Data excerpts
- - -

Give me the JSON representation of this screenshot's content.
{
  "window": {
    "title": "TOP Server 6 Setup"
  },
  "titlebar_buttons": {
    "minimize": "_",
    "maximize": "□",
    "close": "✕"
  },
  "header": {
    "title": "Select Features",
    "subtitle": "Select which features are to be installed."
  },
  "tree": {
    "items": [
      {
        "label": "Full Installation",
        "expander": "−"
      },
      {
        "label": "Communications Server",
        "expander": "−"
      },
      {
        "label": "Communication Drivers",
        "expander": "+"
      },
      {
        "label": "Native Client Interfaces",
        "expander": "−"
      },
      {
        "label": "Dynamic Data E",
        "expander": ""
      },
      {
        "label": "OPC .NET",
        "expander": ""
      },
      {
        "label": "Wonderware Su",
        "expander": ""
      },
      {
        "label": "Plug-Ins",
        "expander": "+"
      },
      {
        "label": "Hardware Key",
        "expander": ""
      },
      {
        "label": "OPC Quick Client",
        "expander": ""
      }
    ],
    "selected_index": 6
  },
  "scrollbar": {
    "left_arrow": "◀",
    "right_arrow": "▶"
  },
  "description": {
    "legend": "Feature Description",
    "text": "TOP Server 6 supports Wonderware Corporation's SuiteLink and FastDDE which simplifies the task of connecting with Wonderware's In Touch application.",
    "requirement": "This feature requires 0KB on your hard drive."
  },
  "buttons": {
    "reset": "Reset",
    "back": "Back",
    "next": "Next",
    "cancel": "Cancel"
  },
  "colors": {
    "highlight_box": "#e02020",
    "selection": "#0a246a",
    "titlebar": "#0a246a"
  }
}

- - -

*WRITTEN EXERCISE*
Say, as a single number and nothing more, how many lines of the entries contain the word "Server".

*ANSWER TO THIS EXERCISE*
3